== THE RECORDS

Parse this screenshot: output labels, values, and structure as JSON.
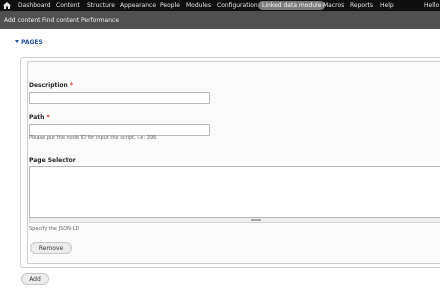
{
  "toolbar": {
    "home_icon": "home-icon",
    "items": [
      {
        "label": "Dashboard"
      },
      {
        "label": "Content"
      },
      {
        "label": "Structure"
      },
      {
        "label": "Appearance"
      },
      {
        "label": "People"
      },
      {
        "label": "Modules"
      },
      {
        "label": "Configuration"
      },
      {
        "label": "Linked data module",
        "active": true
      },
      {
        "label": "Macros"
      },
      {
        "label": "Reports"
      },
      {
        "label": "Help"
      }
    ],
    "user_greeting": "Hello"
  },
  "shortcuts": [
    {
      "label": "Add content"
    },
    {
      "label": "Find content"
    },
    {
      "label": "Performance"
    }
  ],
  "fieldset": {
    "legend": "PAGES"
  },
  "form": {
    "description": {
      "label": "Description",
      "required_mark": "*",
      "value": ""
    },
    "path": {
      "label": "Path",
      "required_mark": "*",
      "value": "",
      "help": "Please put the node ID for input the script, i.e: 398."
    },
    "page_selector": {
      "label": "Page Selector",
      "value": "",
      "help": "Specify the JSON-LD"
    },
    "remove_label": "Remove"
  },
  "add_label": "Add",
  "colors": {
    "toolbar_bg": "#0f0f0f",
    "shortcuts_bg": "#505050",
    "active_item_bg": "#7a7a7a",
    "legend_color": "#1f4fa2",
    "required_color": "#c4261d"
  }
}
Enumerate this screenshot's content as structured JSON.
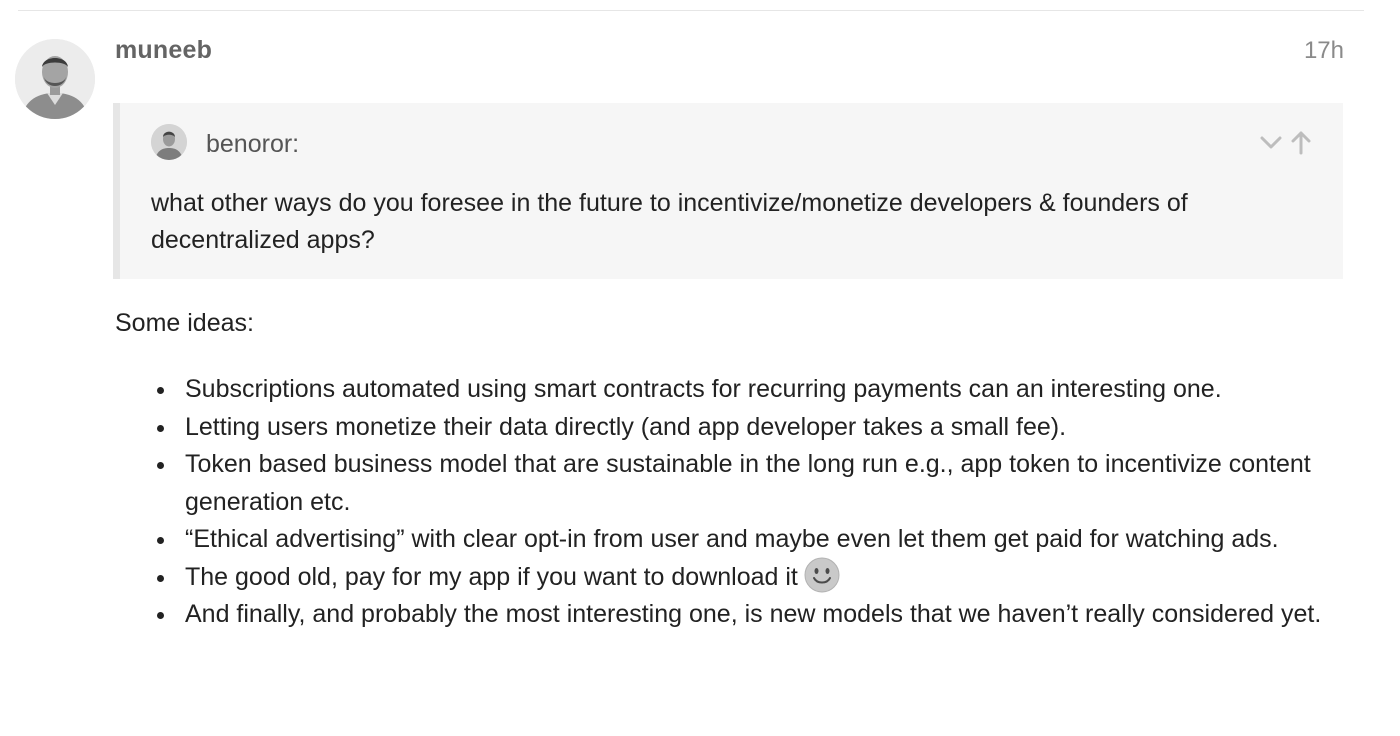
{
  "post": {
    "username": "muneeb",
    "date": "17h",
    "quote": {
      "username": "benoror:",
      "text": "what other ways do you foresee in the future to incentivize/monetize developers & founders of decentralized apps?",
      "icons": [
        "chevron-down-icon",
        "arrow-up-icon"
      ]
    },
    "lead": "Some ideas:",
    "ideas": [
      "Subscriptions automated using smart contracts for recurring payments can an interesting one.",
      "Letting users monetize their data directly (and app developer takes a small fee).",
      "Token based business model that are sustainable in the long run e.g., app token to incentivize content generation etc.",
      "“Ethical advertising” with clear opt-in from user and maybe even let them get paid for watching ads.",
      "The good old, pay for my app if you want to download it",
      "And finally, and probably the most interesting one, is new models that we haven’t really considered yet."
    ],
    "emoji": "slightly-smiling-face-icon"
  }
}
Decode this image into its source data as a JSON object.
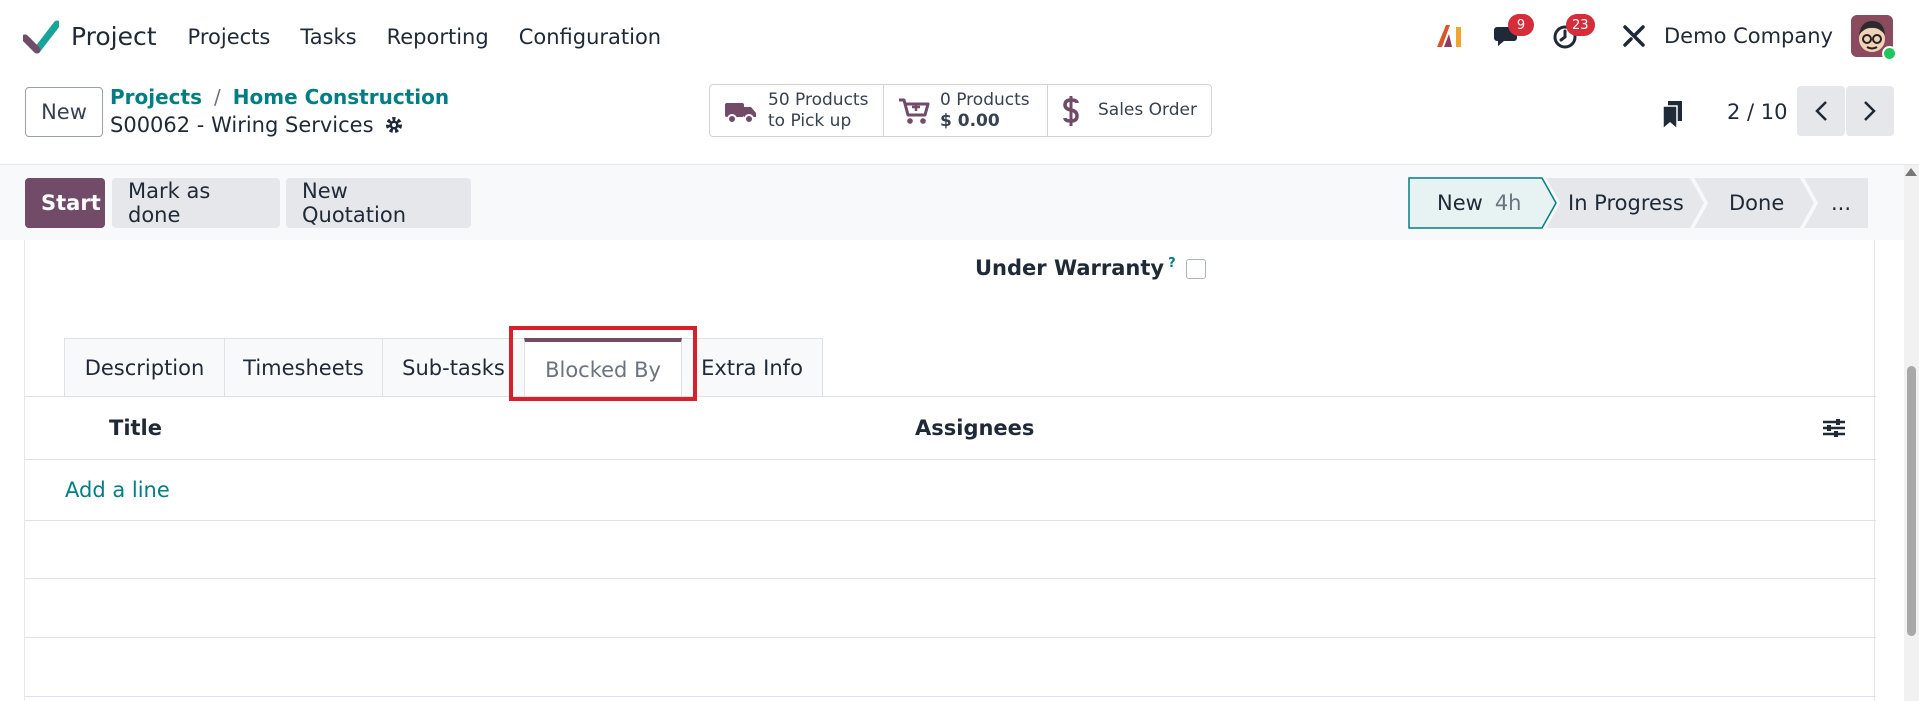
{
  "navbar": {
    "app_name": "Project",
    "menu": [
      "Projects",
      "Tasks",
      "Reporting",
      "Configuration"
    ],
    "messages_count": "9",
    "activities_count": "23",
    "company": "Demo Company"
  },
  "control": {
    "new_label": "New",
    "breadcrumb": [
      "Projects",
      "Home Construction"
    ],
    "breadcrumb_sep": "/",
    "record_title": "S00062 - Wiring Services",
    "smart_buttons": [
      {
        "line1": "50 Products",
        "line2": "to Pick up",
        "icon": "truck-icon"
      },
      {
        "line1": "0 Products",
        "line2": "$ 0.00",
        "icon": "cart-icon"
      },
      {
        "line1": "Sales Order",
        "icon": "dollar-icon"
      }
    ],
    "pager": "2 / 10"
  },
  "statusbar": {
    "actions": [
      "Start",
      "Mark as done",
      "New Quotation"
    ],
    "stages": [
      {
        "label": "New",
        "time": "4h",
        "active": true
      },
      {
        "label": "In Progress"
      },
      {
        "label": "Done"
      },
      {
        "label": "..."
      }
    ]
  },
  "form": {
    "warranty_label": "Under Warranty",
    "warranty_help": "?",
    "warranty_checked": false
  },
  "tabs": [
    "Description",
    "Timesheets",
    "Sub-tasks",
    "Blocked By",
    "Extra Info"
  ],
  "active_tab": "Blocked By",
  "list": {
    "columns": [
      "Title",
      "Assignees"
    ],
    "add_line": "Add a line"
  },
  "colors": {
    "primary": "#714b67",
    "link": "#017e84",
    "highlight": "#d6202b",
    "badge": "#d62d3a"
  }
}
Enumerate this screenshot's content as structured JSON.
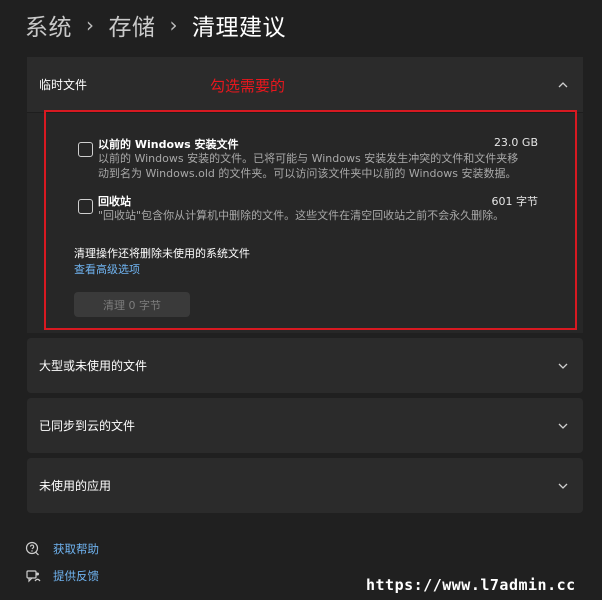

====

## WHAT TO PRODUCE
List every line in the records above that contains the word "monetize".

## FINISHED TASK
      "text": "what other ways do you foresee in the future to incentivize/monetize developers & founders of decentralized apps?",
      "Letting users monetize their data directly (and app developer takes a small fee).",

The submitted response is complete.